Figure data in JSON
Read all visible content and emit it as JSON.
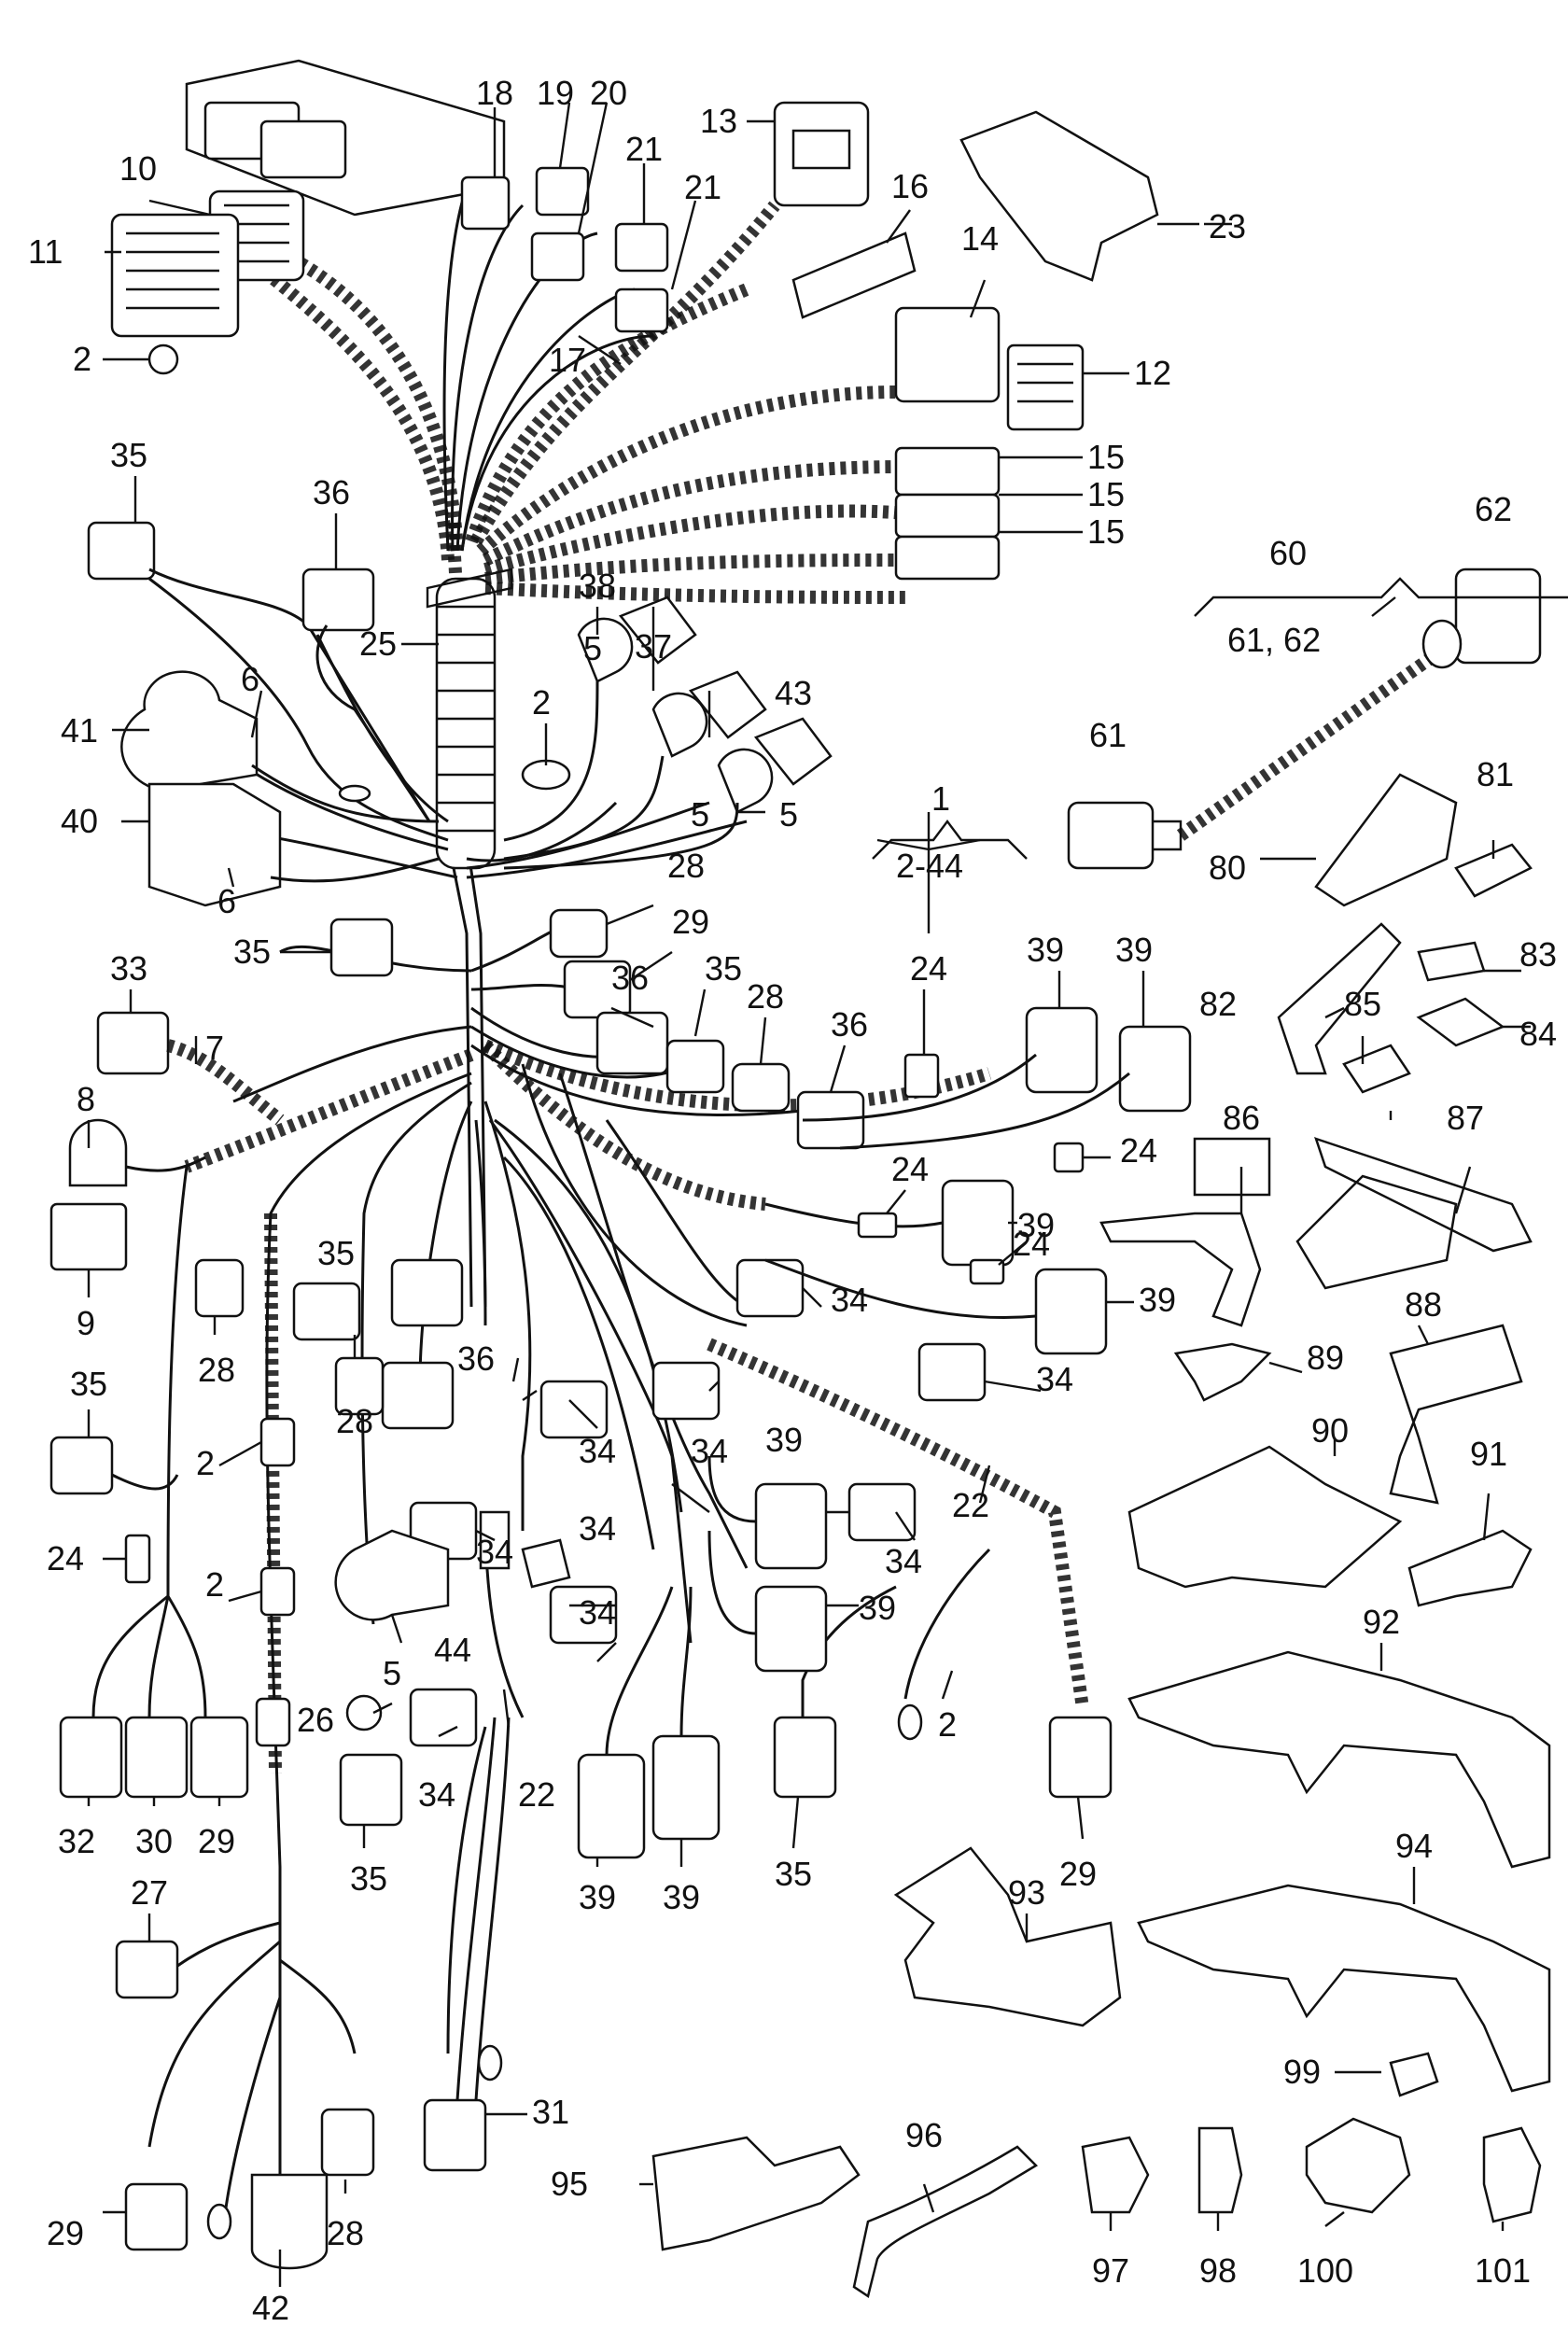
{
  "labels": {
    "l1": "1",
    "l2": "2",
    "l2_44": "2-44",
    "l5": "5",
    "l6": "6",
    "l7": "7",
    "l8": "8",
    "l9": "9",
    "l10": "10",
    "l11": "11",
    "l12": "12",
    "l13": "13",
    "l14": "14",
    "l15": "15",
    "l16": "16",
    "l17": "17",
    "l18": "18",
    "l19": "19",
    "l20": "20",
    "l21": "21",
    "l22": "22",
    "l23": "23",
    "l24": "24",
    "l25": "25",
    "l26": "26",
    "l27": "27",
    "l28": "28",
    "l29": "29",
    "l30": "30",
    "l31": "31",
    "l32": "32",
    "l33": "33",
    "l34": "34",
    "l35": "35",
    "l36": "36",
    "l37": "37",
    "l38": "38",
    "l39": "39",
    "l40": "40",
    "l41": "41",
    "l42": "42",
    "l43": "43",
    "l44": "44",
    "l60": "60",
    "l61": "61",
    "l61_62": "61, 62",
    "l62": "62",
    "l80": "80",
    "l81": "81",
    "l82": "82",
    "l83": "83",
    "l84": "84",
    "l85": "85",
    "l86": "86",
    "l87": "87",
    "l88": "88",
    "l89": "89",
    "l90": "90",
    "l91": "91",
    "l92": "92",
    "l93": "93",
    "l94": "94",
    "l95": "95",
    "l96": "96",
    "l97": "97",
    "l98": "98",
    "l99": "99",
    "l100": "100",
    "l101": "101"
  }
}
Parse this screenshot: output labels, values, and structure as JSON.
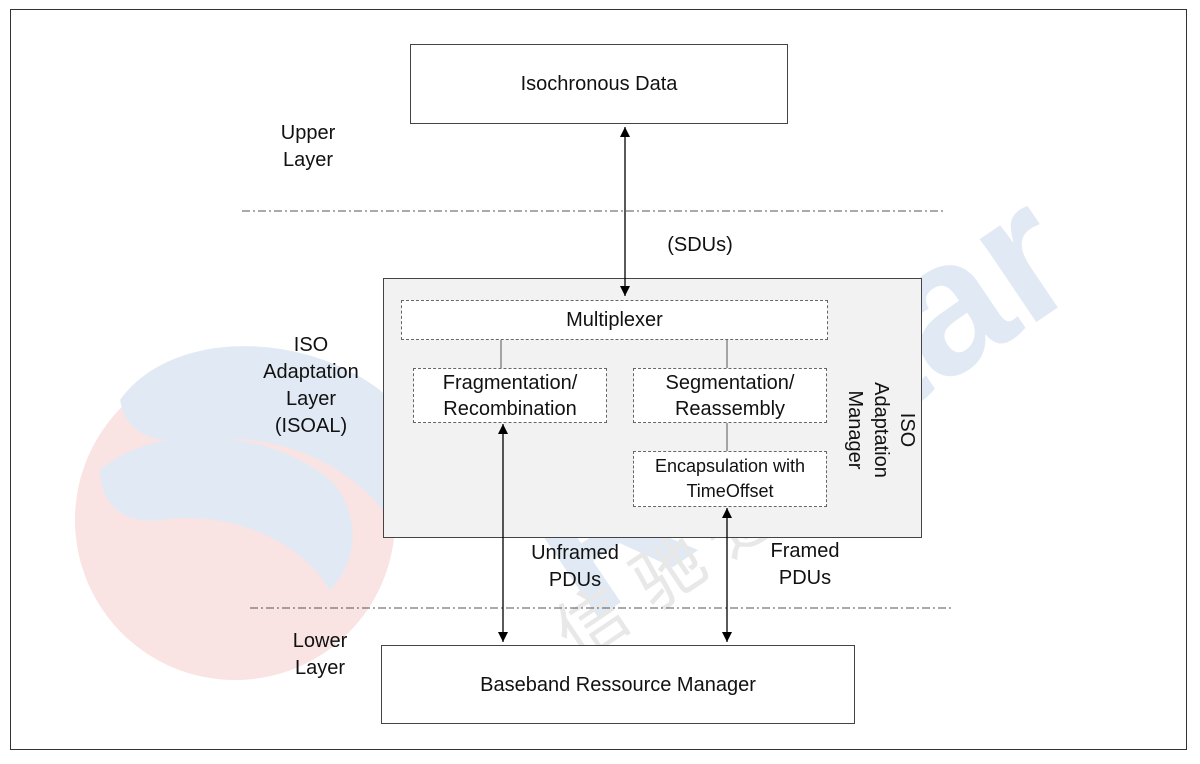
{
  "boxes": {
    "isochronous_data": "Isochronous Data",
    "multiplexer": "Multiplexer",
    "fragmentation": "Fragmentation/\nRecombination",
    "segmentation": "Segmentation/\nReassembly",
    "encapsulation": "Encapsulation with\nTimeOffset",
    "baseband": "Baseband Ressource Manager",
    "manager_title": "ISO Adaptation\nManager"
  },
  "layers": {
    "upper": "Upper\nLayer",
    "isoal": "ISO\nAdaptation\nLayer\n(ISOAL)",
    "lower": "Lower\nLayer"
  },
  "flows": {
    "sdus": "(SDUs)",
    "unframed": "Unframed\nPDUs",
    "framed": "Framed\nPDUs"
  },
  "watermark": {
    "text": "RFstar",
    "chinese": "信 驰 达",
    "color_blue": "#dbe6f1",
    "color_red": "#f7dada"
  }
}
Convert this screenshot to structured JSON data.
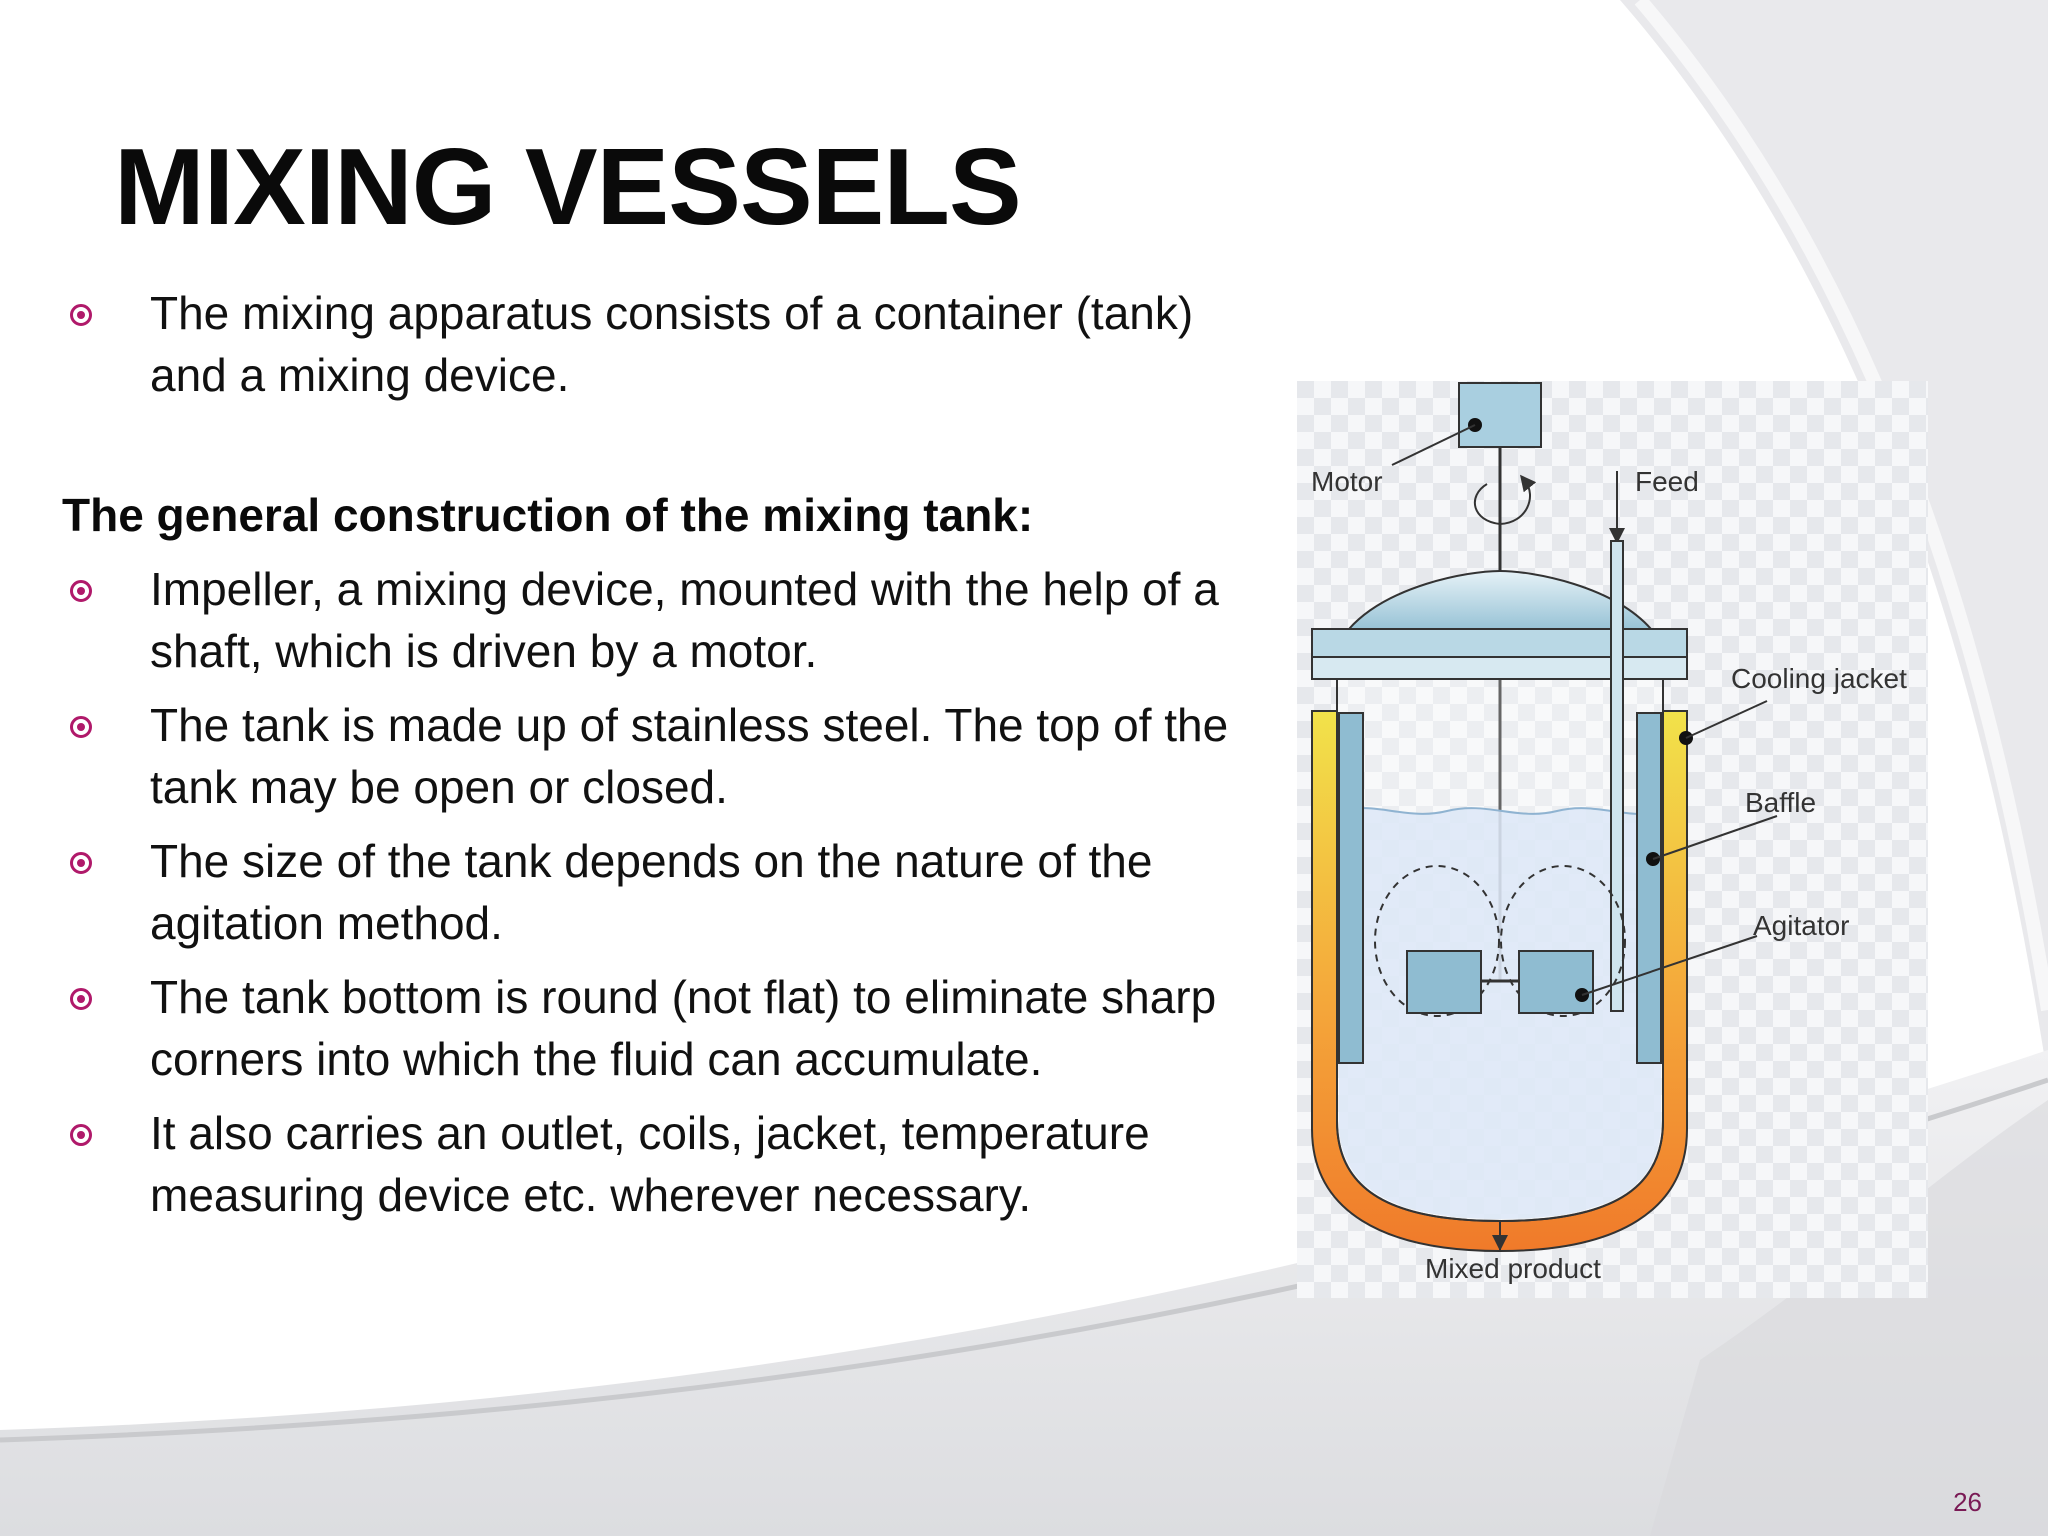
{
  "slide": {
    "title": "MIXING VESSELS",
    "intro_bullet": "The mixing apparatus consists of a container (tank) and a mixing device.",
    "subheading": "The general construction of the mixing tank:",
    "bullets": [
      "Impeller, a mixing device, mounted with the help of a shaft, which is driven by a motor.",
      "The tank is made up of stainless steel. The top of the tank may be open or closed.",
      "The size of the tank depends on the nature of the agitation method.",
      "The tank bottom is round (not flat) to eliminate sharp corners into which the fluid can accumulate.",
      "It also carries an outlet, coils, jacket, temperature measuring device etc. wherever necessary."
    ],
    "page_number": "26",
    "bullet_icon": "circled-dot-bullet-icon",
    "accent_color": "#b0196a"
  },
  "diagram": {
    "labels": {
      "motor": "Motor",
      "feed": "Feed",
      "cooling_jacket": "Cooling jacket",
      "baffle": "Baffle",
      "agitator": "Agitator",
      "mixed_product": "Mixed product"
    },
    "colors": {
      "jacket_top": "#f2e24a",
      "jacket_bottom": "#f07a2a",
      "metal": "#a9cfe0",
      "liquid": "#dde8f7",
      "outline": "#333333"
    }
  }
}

§ **Short exercise**:
Repeat the lines above exactly, and keep every picture out.

§ **Output for this task**:
Read all visible content and emit it as JSON.
{
  "labels": {
    "l1": "1",
    "l2": "2",
    "l2_44": "2-44",
    "l5": "5",
    "l6": "6",
    "l7": "7",
    "l8": "8",
    "l9": "9",
    "l10": "10",
    "l11": "11",
    "l12": "12",
    "l13": "13",
    "l14": "14",
    "l15": "15",
    "l16": "16",
    "l17": "17",
    "l18": "18",
    "l19": "19",
    "l20": "20",
    "l21": "21",
    "l22": "22",
    "l23": "23",
    "l24": "24",
    "l25": "25",
    "l26": "26",
    "l27": "27",
    "l28": "28",
    "l29": "29",
    "l30": "30",
    "l31": "31",
    "l32": "32",
    "l33": "33",
    "l34": "34",
    "l35": "35",
    "l36": "36",
    "l37": "37",
    "l38": "38",
    "l39": "39",
    "l40": "40",
    "l41": "41",
    "l42": "42",
    "l43": "43",
    "l44": "44",
    "l60": "60",
    "l61": "61",
    "l61_62": "61, 62",
    "l62": "62",
    "l80": "80",
    "l81": "81",
    "l82": "82",
    "l83": "83",
    "l84": "84",
    "l85": "85",
    "l86": "86",
    "l87": "87",
    "l88": "88",
    "l89": "89",
    "l90": "90",
    "l91": "91",
    "l92": "92",
    "l93": "93",
    "l94": "94",
    "l95": "95",
    "l96": "96",
    "l97": "97",
    "l98": "98",
    "l99": "99",
    "l100": "100",
    "l101": "101"
  }
}
Parse this screenshot: output labels, values, and structure as JSON.
{
  "boxes": {
    "isochronous_data": "Isochronous Data",
    "multiplexer": "Multiplexer",
    "fragmentation": "Fragmentation/\nRecombination",
    "segmentation": "Segmentation/\nReassembly",
    "encapsulation": "Encapsulation with\nTimeOffset",
    "baseband": "Baseband Ressource Manager",
    "manager_title": "ISO Adaptation\nManager"
  },
  "layers": {
    "upper": "Upper\nLayer",
    "isoal": "ISO\nAdaptation\nLayer\n(ISOAL)",
    "lower": "Lower\nLayer"
  },
  "flows": {
    "sdus": "(SDUs)",
    "unframed": "Unframed\nPDUs",
    "framed": "Framed\nPDUs"
  },
  "watermark": {
    "text": "RFstar",
    "chinese": "信 驰 达",
    "color_blue": "#dbe6f1",
    "color_red": "#f7dada"
  }
}
Convert this screenshot to structured JSON data.
{
  "slide": {
    "title": "MIXING VESSELS",
    "intro_bullet": "The mixing apparatus consists of a container (tank) and a mixing device.",
    "subheading": "The general construction of the mixing tank:",
    "bullets": [
      "Impeller, a mixing device, mounted with the help of a shaft, which is driven by a motor.",
      "The tank is made up of stainless steel. The top of the tank may be open or closed.",
      "The size of the tank depends on the nature of the agitation method.",
      "The tank bottom is round (not flat) to eliminate sharp corners into which the fluid can accumulate.",
      "It also carries an outlet, coils, jacket, temperature measuring device etc. wherever necessary."
    ],
    "page_number": "26",
    "bullet_icon": "circled-dot-bullet-icon",
    "accent_color": "#b0196a"
  },
  "diagram": {
    "labels": {
      "motor": "Motor",
      "feed": "Feed",
      "cooling_jacket": "Cooling jacket",
      "baffle": "Baffle",
      "agitator": "Agitator",
      "mixed_product": "Mixed product"
    },
    "colors": {
      "jacket_top": "#f2e24a",
      "jacket_bottom": "#f07a2a",
      "metal": "#a9cfe0",
      "liquid": "#dde8f7",
      "outline": "#333333"
    }
  }
}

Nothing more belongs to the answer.